Write each record again exactly as it stands.

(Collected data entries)
══════════════════════════════
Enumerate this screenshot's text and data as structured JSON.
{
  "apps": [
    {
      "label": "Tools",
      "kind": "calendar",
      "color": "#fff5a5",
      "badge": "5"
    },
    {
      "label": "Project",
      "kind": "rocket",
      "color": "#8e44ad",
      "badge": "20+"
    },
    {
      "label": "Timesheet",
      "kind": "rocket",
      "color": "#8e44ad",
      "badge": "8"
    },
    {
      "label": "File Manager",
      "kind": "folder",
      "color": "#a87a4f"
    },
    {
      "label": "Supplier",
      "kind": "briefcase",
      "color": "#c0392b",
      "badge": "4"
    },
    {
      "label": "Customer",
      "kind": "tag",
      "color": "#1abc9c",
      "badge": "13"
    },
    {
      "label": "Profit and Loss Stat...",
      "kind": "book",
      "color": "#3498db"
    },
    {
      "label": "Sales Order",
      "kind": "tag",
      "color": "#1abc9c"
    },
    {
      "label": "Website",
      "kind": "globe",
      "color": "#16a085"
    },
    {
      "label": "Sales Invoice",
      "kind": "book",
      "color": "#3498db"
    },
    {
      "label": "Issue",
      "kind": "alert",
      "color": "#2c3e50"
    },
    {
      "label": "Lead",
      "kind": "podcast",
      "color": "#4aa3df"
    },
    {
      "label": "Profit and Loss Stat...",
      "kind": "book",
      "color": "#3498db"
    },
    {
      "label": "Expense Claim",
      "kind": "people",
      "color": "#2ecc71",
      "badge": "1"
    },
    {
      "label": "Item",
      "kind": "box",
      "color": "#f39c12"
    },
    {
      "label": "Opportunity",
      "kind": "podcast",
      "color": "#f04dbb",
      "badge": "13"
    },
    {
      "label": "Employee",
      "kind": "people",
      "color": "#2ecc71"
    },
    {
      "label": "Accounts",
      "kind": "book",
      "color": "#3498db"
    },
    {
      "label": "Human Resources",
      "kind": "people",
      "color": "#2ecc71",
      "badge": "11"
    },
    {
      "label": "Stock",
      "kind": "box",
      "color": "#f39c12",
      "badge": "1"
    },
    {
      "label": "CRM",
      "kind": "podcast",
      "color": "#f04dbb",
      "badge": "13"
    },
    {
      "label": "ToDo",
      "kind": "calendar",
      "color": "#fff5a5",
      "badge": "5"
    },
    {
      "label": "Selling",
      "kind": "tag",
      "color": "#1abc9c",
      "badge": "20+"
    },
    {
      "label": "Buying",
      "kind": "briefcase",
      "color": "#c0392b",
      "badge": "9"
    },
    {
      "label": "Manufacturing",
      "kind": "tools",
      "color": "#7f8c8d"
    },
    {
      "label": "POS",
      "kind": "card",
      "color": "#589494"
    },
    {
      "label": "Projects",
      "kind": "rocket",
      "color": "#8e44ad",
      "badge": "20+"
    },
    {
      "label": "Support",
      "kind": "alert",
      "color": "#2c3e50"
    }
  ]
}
══════════════════════════════
**WORKED ANSWER**
Enumerate this screenshot's text and data as structured JSON.
{
  "apps": [
    {
      "label": "Tools",
      "kind": "calendar",
      "color": "#fff5a5",
      "badge": "5"
    },
    {
      "label": "Project",
      "kind": "rocket",
      "color": "#8e44ad",
      "badge": "20+"
    },
    {
      "label": "Timesheet",
      "kind": "rocket",
      "color": "#8e44ad",
      "badge": "8"
    },
    {
      "label": "File Manager",
      "kind": "folder",
      "color": "#a87a4f"
    },
    {
      "label": "Supplier",
      "kind": "briefcase",
      "color": "#c0392b",
      "badge": "4"
    },
    {
      "label": "Customer",
      "kind": "tag",
      "color": "#1abc9c",
      "badge": "13"
    },
    {
      "label": "Profit and Loss Stat...",
      "kind": "book",
      "color": "#3498db"
    },
    {
      "label": "Sales Order",
      "kind": "tag",
      "color": "#1abc9c"
    },
    {
      "label": "Website",
      "kind": "globe",
      "color": "#16a085"
    },
    {
      "label": "Sales Invoice",
      "kind": "book",
      "color": "#3498db"
    },
    {
      "label": "Issue",
      "kind": "alert",
      "color": "#2c3e50"
    },
    {
      "label": "Lead",
      "kind": "podcast",
      "color": "#4aa3df"
    },
    {
      "label": "Profit and Loss Stat...",
      "kind": "book",
      "color": "#3498db"
    },
    {
      "label": "Expense Claim",
      "kind": "people",
      "color": "#2ecc71",
      "badge": "1"
    },
    {
      "label": "Item",
      "kind": "box",
      "color": "#f39c12"
    },
    {
      "label": "Opportunity",
      "kind": "podcast",
      "color": "#f04dbb",
      "badge": "13"
    },
    {
      "label": "Employee",
      "kind": "people",
      "color": "#2ecc71"
    },
    {
      "label": "Accounts",
      "kind": "book",
      "color": "#3498db"
    },
    {
      "label": "Human Resources",
      "kind": "people",
      "color": "#2ecc71",
      "badge": "11"
    },
    {
      "label": "Stock",
      "kind": "box",
      "color": "#f39c12",
      "badge": "1"
    },
    {
      "label": "CRM",
      "kind": "podcast",
      "color": "#f04dbb",
      "badge": "13"
    },
    {
      "label": "ToDo",
      "kind": "calendar",
      "color": "#fff5a5",
      "badge": "5"
    },
    {
      "label": "Selling",
      "kind": "tag",
      "color": "#1abc9c",
      "badge": "20+"
    },
    {
      "label": "Buying",
      "kind": "briefcase",
      "color": "#c0392b",
      "badge": "9"
    },
    {
      "label": "Manufacturing",
      "kind": "tools",
      "color": "#7f8c8d"
    },
    {
      "label": "POS",
      "kind": "card",
      "color": "#589494"
    },
    {
      "label": "Projects",
      "kind": "rocket",
      "color": "#8e44ad",
      "badge": "20+"
    },
    {
      "label": "Support",
      "kind": "alert",
      "color": "#2c3e50"
    }
  ]
}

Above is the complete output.